**What you need to do**
Copy all lines below containing "thread".

**Records supplied**
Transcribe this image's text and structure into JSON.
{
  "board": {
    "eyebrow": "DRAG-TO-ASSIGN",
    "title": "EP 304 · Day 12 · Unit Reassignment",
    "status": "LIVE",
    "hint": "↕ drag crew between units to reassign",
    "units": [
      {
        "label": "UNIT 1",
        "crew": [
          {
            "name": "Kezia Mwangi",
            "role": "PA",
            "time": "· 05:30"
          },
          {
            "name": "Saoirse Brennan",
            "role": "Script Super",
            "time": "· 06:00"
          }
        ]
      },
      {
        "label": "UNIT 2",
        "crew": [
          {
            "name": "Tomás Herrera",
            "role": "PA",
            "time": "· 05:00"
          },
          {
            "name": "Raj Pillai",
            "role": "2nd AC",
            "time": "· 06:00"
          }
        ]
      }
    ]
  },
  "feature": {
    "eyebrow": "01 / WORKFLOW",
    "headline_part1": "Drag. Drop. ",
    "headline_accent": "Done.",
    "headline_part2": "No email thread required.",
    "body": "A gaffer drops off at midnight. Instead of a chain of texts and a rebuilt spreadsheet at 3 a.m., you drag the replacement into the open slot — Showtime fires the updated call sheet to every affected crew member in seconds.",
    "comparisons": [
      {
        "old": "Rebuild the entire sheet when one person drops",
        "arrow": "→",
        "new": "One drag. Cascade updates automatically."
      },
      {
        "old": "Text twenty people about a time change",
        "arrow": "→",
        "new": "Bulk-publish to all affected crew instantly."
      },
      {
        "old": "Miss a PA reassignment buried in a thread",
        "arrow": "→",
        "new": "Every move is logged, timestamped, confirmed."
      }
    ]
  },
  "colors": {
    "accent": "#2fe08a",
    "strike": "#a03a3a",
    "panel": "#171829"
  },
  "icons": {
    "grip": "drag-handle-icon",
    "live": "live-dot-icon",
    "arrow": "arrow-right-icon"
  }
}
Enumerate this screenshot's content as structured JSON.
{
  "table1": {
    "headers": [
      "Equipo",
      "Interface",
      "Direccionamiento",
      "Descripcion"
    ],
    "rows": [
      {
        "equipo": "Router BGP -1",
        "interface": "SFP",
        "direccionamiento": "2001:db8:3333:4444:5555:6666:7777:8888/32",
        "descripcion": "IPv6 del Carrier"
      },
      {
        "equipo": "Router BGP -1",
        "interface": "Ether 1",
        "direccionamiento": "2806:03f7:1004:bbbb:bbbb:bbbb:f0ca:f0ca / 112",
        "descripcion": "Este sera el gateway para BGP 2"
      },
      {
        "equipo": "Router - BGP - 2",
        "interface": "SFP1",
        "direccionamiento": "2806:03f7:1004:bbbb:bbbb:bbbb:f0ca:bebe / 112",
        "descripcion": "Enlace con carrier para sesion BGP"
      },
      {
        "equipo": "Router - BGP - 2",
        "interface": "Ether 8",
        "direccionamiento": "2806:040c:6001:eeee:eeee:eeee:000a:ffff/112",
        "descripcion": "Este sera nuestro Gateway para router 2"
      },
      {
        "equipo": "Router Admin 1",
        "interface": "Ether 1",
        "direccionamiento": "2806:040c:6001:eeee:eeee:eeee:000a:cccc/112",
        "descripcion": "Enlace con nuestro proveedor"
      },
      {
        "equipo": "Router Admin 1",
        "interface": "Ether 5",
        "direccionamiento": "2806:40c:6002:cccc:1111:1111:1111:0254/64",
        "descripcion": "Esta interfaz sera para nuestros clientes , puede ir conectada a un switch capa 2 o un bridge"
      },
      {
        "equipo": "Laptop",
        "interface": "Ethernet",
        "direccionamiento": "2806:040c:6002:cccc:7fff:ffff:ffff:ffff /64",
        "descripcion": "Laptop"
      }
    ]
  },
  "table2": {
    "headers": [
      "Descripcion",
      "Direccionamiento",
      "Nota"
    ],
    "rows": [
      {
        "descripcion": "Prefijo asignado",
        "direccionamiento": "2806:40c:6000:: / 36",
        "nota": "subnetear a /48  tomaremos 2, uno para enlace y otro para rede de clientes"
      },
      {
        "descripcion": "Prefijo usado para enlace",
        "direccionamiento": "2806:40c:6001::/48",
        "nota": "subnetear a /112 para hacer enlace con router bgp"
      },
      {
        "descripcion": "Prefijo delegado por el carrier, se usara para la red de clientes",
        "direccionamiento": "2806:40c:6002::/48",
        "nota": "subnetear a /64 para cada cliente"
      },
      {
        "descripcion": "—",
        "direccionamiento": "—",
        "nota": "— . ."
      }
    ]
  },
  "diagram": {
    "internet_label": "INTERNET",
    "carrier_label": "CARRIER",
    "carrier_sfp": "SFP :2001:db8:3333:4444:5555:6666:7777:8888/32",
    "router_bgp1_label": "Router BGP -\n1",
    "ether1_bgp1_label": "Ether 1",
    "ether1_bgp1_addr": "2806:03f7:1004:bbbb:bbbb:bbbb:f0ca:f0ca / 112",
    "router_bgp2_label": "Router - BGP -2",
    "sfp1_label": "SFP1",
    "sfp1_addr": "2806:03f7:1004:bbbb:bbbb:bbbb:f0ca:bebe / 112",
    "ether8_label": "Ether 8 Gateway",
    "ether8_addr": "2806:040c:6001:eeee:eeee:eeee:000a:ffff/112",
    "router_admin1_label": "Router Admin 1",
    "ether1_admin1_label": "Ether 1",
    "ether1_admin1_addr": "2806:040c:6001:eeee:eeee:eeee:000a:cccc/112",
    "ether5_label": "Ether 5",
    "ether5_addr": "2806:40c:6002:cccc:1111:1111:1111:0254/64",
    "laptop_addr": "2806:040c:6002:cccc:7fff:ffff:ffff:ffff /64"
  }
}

**Exercise result**
    "headline_part2": "No email thread required.",
        "old": "Miss a PA reassignment buried in a thread",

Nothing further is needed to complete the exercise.